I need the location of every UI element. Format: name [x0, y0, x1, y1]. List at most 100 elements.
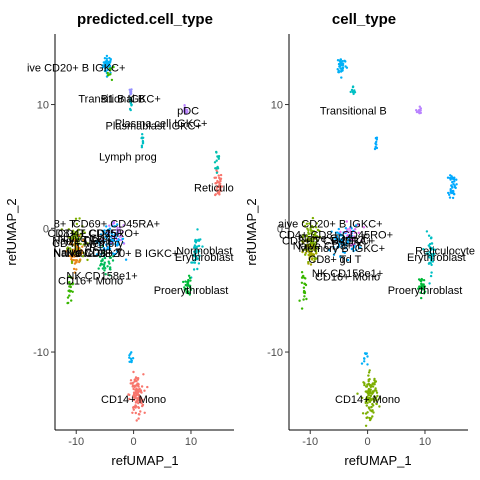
data-point	[108, 247, 112, 251]
data-point	[132, 398, 136, 402]
data-point	[368, 396, 371, 400]
data-point	[303, 295, 306, 298]
data-point	[71, 290, 74, 293]
data-point	[368, 383, 371, 386]
data-point	[68, 281, 71, 284]
data-point	[364, 400, 368, 403]
data-point	[101, 258, 104, 261]
data-point	[306, 237, 310, 241]
data-point	[418, 105, 421, 108]
data-point	[358, 246, 361, 249]
data-point	[66, 296, 70, 299]
panel-title: predicted.cell_type	[77, 11, 213, 28]
data-point	[353, 89, 356, 92]
data-point	[119, 238, 123, 242]
data-point	[98, 241, 101, 244]
data-point	[350, 88, 354, 92]
data-point	[102, 61, 106, 64]
data-point	[115, 228, 119, 232]
data-point	[133, 380, 136, 383]
data-point	[102, 265, 106, 268]
data-point	[354, 228, 357, 231]
data-point	[75, 255, 79, 258]
data-point	[350, 232, 353, 236]
data-point	[357, 231, 360, 234]
data-point	[337, 62, 341, 66]
data-point	[428, 282, 431, 285]
data-point	[368, 400, 372, 404]
data-point	[110, 242, 113, 245]
data-point	[455, 178, 458, 181]
data-point	[80, 235, 83, 239]
data-point	[315, 257, 318, 260]
data-point	[303, 248, 307, 251]
data-point	[366, 355, 369, 358]
data-point	[113, 225, 117, 228]
data-point	[196, 228, 199, 231]
data-point	[308, 257, 311, 261]
data-point	[419, 291, 422, 294]
data-point	[78, 234, 81, 237]
cluster-label: ive CD20+ B IGKC+	[27, 62, 125, 74]
data-point	[418, 285, 421, 288]
data-point	[140, 385, 144, 388]
data-point	[196, 239, 199, 242]
cluster-label: CD4+ CD25+	[58, 228, 124, 240]
data-point	[352, 235, 355, 239]
cluster-label: Reticulo	[194, 182, 234, 194]
data-point	[369, 394, 372, 397]
data-point	[366, 392, 369, 395]
data-point	[193, 244, 197, 247]
data-point	[315, 250, 318, 253]
data-point	[431, 257, 434, 260]
data-point	[361, 412, 365, 415]
data-point	[349, 90, 352, 94]
data-point	[361, 396, 364, 400]
data-point	[76, 259, 79, 262]
data-point	[65, 250, 68, 253]
data-point	[367, 393, 370, 397]
data-point	[99, 248, 102, 251]
data-point	[373, 379, 376, 382]
data-point	[69, 289, 73, 293]
data-point	[315, 234, 318, 238]
data-point	[215, 188, 218, 192]
data-point	[76, 231, 79, 234]
data-point	[429, 262, 432, 265]
data-point	[103, 256, 107, 260]
data-point	[114, 242, 117, 246]
ticks: -10 0 10 -10 0 10	[33, 100, 197, 448]
data-point	[307, 262, 310, 265]
data-point	[427, 234, 431, 237]
cluster-label: CD8+ T CD45RO+	[47, 228, 139, 240]
data-point	[191, 261, 195, 264]
data-point	[365, 416, 368, 420]
data-point	[103, 269, 106, 272]
data-point	[108, 67, 112, 70]
data-point	[218, 184, 221, 188]
cluster-label: B1 B IGKC+	[101, 93, 161, 105]
data-point	[302, 291, 306, 294]
data-point	[112, 220, 116, 224]
data-point	[330, 230, 333, 233]
data-point	[195, 249, 198, 252]
data-point	[344, 65, 347, 68]
data-point	[449, 191, 452, 194]
data-point	[128, 107, 132, 111]
data-point	[107, 260, 110, 263]
data-point	[354, 224, 358, 227]
data-point	[344, 60, 347, 63]
data-point	[189, 288, 192, 292]
data-point	[128, 356, 131, 359]
data-point	[66, 246, 70, 249]
data-point	[304, 251, 307, 255]
data-point	[446, 176, 450, 179]
x-tick-label: 10	[185, 436, 197, 448]
data-point	[107, 60, 110, 64]
data-point	[78, 260, 81, 264]
data-point	[141, 142, 145, 145]
data-point	[346, 234, 349, 237]
data-point	[134, 388, 138, 391]
y-tick-label: 10	[37, 100, 49, 112]
data-point	[132, 408, 135, 411]
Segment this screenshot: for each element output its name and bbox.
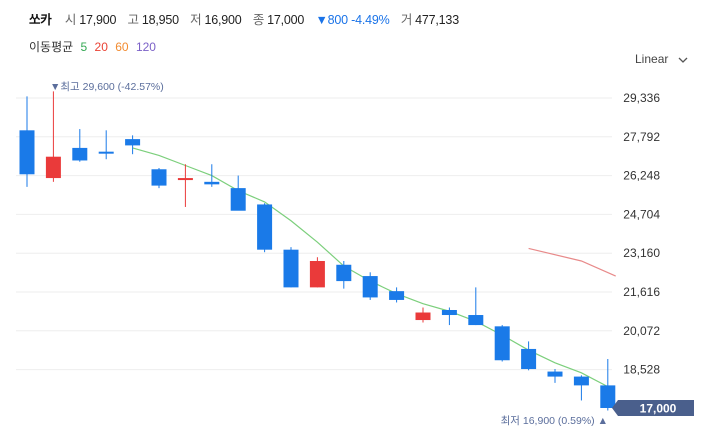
candle-body — [573, 376, 589, 386]
candle-body — [125, 139, 141, 146]
candle-body — [72, 147, 88, 161]
y-tick-label: 23,160 — [623, 246, 660, 260]
candle-body — [230, 188, 246, 211]
open-value: 17,900 — [79, 13, 117, 27]
candle-body — [441, 309, 457, 316]
candle-body — [45, 156, 61, 179]
candle-body — [362, 276, 378, 298]
last-price-label: 17,000 — [640, 402, 677, 416]
candle-body — [204, 181, 220, 185]
volume-label: 거 — [400, 13, 413, 27]
high-annotation: ▼최고 29,600 (-42.57%) — [50, 81, 164, 93]
close-value: 17,000 — [267, 13, 305, 27]
volume-value: 477,133 — [415, 13, 459, 27]
candle-body — [494, 326, 510, 361]
scale-dropdown[interactable]: Linear — [635, 52, 689, 66]
candle-body — [521, 348, 537, 370]
low-value: 16,900 — [204, 13, 242, 27]
low-label: 저 — [190, 13, 202, 27]
y-tick-label: 27,792 — [623, 130, 660, 144]
ma20-line — [528, 247, 616, 277]
chevron-down-icon — [678, 57, 688, 63]
stock-name: 쏘카 — [29, 13, 52, 27]
scale-label: Linear — [635, 52, 669, 66]
candle-body — [547, 371, 563, 377]
candle-body — [257, 204, 273, 250]
high-label: 고 — [127, 13, 140, 27]
y-tick-label: 18,528 — [623, 363, 660, 377]
y-tick-label: 21,616 — [623, 285, 660, 299]
candle-body — [389, 291, 405, 300]
last-price-badge — [612, 400, 694, 416]
high-value: 18,950 — [141, 13, 179, 27]
y-tick-label: 26,248 — [623, 169, 660, 183]
candle-body — [19, 130, 35, 175]
ma-20[interactable]: 20 — [94, 40, 108, 54]
y-tick-label: 29,336 — [623, 91, 660, 105]
quote-header: 쏘카 시 17,900 고 18,950 저 16,900 종 17,000 ▼800 … — [29, 9, 467, 28]
candle-body — [600, 385, 616, 408]
moving-average-legend[interactable]: 이동평균 5 20 60 120 — [29, 38, 160, 55]
candle-body — [98, 151, 114, 154]
candle-body — [177, 178, 193, 181]
ma-title: 이동평균 — [29, 40, 74, 54]
candle-body — [309, 260, 325, 288]
candle-body — [283, 249, 299, 288]
candle-body — [415, 312, 431, 321]
y-tick-label: 20,072 — [623, 324, 660, 338]
ma-60[interactable]: 60 — [115, 40, 129, 54]
candle-body — [468, 315, 484, 326]
close-label: 종 — [252, 13, 265, 27]
price-change: ▼800 -4.49% — [315, 13, 390, 27]
candle-body — [151, 169, 167, 186]
ma-5[interactable]: 5 — [80, 40, 88, 54]
candle-body — [336, 264, 352, 282]
ma5-line — [132, 147, 609, 388]
y-tick-label: 24,704 — [623, 207, 660, 221]
low-annotation: 최저 16,900 (0.59%) ▲ — [501, 415, 608, 427]
open-label: 시 — [64, 13, 77, 27]
ma-120[interactable]: 120 — [135, 40, 156, 54]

########################################

What you should do » Copy all of the items above line for line, without changing anything, but leave out the pictures.

The answer »
I need the location of every UI element. Format: name [x0, y0, x1, y1]. List at most 100 elements.
data-point	[108, 247, 112, 251]
data-point	[132, 398, 136, 402]
data-point	[368, 396, 371, 400]
data-point	[303, 295, 306, 298]
data-point	[71, 290, 74, 293]
data-point	[368, 383, 371, 386]
data-point	[68, 281, 71, 284]
data-point	[364, 400, 368, 403]
data-point	[101, 258, 104, 261]
data-point	[306, 237, 310, 241]
data-point	[418, 105, 421, 108]
data-point	[358, 246, 361, 249]
data-point	[66, 296, 70, 299]
panel-title: predicted.cell_type	[77, 11, 213, 28]
data-point	[353, 89, 356, 92]
data-point	[119, 238, 123, 242]
data-point	[98, 241, 101, 244]
data-point	[350, 88, 354, 92]
data-point	[102, 61, 106, 64]
data-point	[115, 228, 119, 232]
data-point	[133, 380, 136, 383]
data-point	[102, 265, 106, 268]
data-point	[354, 228, 357, 231]
data-point	[75, 255, 79, 258]
data-point	[350, 232, 353, 236]
data-point	[357, 231, 360, 234]
data-point	[337, 62, 341, 66]
data-point	[428, 282, 431, 285]
data-point	[368, 400, 372, 404]
data-point	[110, 242, 113, 245]
data-point	[455, 178, 458, 181]
data-point	[80, 235, 83, 239]
data-point	[315, 257, 318, 260]
data-point	[303, 248, 307, 251]
data-point	[366, 355, 369, 358]
data-point	[113, 225, 117, 228]
data-point	[196, 228, 199, 231]
data-point	[308, 257, 311, 261]
data-point	[419, 291, 422, 294]
data-point	[78, 234, 81, 237]
cluster-label: ive CD20+ B IGKC+	[27, 62, 125, 74]
data-point	[418, 285, 421, 288]
data-point	[140, 385, 144, 388]
data-point	[196, 239, 199, 242]
cluster-label: CD4+ CD25+	[58, 228, 124, 240]
data-point	[352, 235, 355, 239]
cluster-label: Reticulo	[194, 182, 234, 194]
data-point	[369, 394, 372, 397]
data-point	[366, 392, 369, 395]
data-point	[193, 244, 197, 247]
data-point	[315, 250, 318, 253]
data-point	[431, 257, 434, 260]
data-point	[361, 412, 365, 415]
data-point	[349, 90, 352, 94]
data-point	[361, 396, 364, 400]
data-point	[76, 259, 79, 262]
data-point	[65, 250, 68, 253]
data-point	[367, 393, 370, 397]
data-point	[99, 248, 102, 251]
data-point	[373, 379, 376, 382]
data-point	[69, 289, 73, 293]
data-point	[315, 234, 318, 238]
data-point	[215, 188, 218, 192]
data-point	[76, 231, 79, 234]
data-point	[429, 262, 432, 265]
data-point	[103, 256, 107, 260]
data-point	[114, 242, 117, 246]
ticks: -10 0 10 -10 0 10	[33, 100, 197, 448]
data-point	[307, 262, 310, 265]
data-point	[427, 234, 431, 237]
cluster-label: CD8+ T CD45RO+	[47, 228, 139, 240]
data-point	[191, 261, 195, 264]
data-point	[365, 416, 368, 420]
data-point	[103, 269, 106, 272]
data-point	[108, 67, 112, 70]
data-point	[218, 184, 221, 188]
cluster-label: B1 B IGKC+	[101, 93, 161, 105]
data-point	[302, 291, 306, 294]
data-point	[112, 220, 116, 224]
data-point	[330, 230, 333, 233]
data-point	[195, 249, 198, 252]
data-point	[344, 65, 347, 68]
data-point	[449, 191, 452, 194]
data-point	[128, 107, 132, 111]
data-point	[107, 260, 110, 263]
data-point	[354, 224, 358, 227]
data-point	[344, 60, 347, 63]
data-point	[189, 288, 192, 292]
data-point	[128, 356, 131, 359]
data-point	[66, 246, 70, 249]
data-point	[304, 251, 307, 255]
data-point	[446, 176, 450, 179]
x-tick-label: 10	[185, 436, 197, 448]
data-point	[107, 60, 110, 64]
data-point	[78, 260, 81, 264]
data-point	[141, 142, 145, 145]
data-point	[346, 234, 349, 237]
data-point	[134, 388, 138, 391]
y-tick-label: 10	[37, 100, 49, 112]
data-point	[132, 408, 135, 411]
Segment this screenshot: for each element output its name and bbox.
candle-body — [573, 376, 589, 386]
candle-body — [125, 139, 141, 146]
candle-body — [72, 147, 88, 161]
y-tick-label: 23,160 — [623, 246, 660, 260]
candle-body — [230, 188, 246, 211]
open-value: 17,900 — [79, 13, 117, 27]
candle-body — [441, 309, 457, 316]
candle-body — [45, 156, 61, 179]
candle-body — [362, 276, 378, 298]
last-price-label: 17,000 — [640, 402, 677, 416]
candle-body — [204, 181, 220, 185]
volume-label: 거 — [400, 13, 413, 27]
high-annotation: ▼최고 29,600 (-42.57%) — [50, 81, 164, 93]
close-value: 17,000 — [267, 13, 305, 27]
volume-value: 477,133 — [415, 13, 459, 27]
candle-body — [494, 326, 510, 361]
scale-dropdown[interactable]: Linear — [635, 52, 689, 66]
candle-body — [521, 348, 537, 370]
low-value: 16,900 — [204, 13, 242, 27]
low-label: 저 — [190, 13, 202, 27]
y-tick-label: 27,792 — [623, 130, 660, 144]
ma20-line — [528, 247, 616, 277]
chevron-down-icon — [678, 57, 688, 63]
stock-name: 쏘카 — [29, 13, 52, 27]
scale-label: Linear — [635, 52, 669, 66]
candle-body — [547, 371, 563, 377]
candle-body — [257, 204, 273, 250]
high-label: 고 — [127, 13, 140, 27]
y-tick-label: 18,528 — [623, 363, 660, 377]
y-tick-label: 21,616 — [623, 285, 660, 299]
candle-body — [389, 291, 405, 300]
last-price-badge — [612, 400, 694, 416]
high-value: 18,950 — [141, 13, 179, 27]
y-tick-label: 26,248 — [623, 169, 660, 183]
candle-body — [19, 130, 35, 175]
ma-20[interactable]: 20 — [94, 40, 108, 54]
y-tick-label: 29,336 — [623, 91, 660, 105]
quote-header: 쏘카 시 17,900 고 18,950 저 16,900 종 17,000 ▼800 … — [29, 9, 467, 28]
candle-body — [600, 385, 616, 408]
moving-average-legend[interactable]: 이동평균 5 20 60 120 — [29, 38, 160, 55]
candle-body — [98, 151, 114, 154]
candle-body — [177, 178, 193, 181]
ma-title: 이동평균 — [29, 40, 74, 54]
candle-body — [309, 260, 325, 288]
candle-body — [283, 249, 299, 288]
candle-body — [415, 312, 431, 321]
y-tick-label: 20,072 — [623, 324, 660, 338]
ma-60[interactable]: 60 — [115, 40, 129, 54]
candle-body — [468, 315, 484, 326]
close-label: 종 — [252, 13, 265, 27]
price-change: ▼800 -4.49% — [315, 13, 390, 27]
candle-body — [151, 169, 167, 186]
ma-5[interactable]: 5 — [80, 40, 88, 54]
candle-body — [336, 264, 352, 282]
ma5-line — [132, 147, 609, 388]
y-tick-label: 24,704 — [623, 207, 660, 221]
low-annotation: 최저 16,900 (0.59%) ▲ — [501, 415, 608, 427]
open-label: 시 — [64, 13, 77, 27]
ma-120[interactable]: 120 — [135, 40, 156, 54]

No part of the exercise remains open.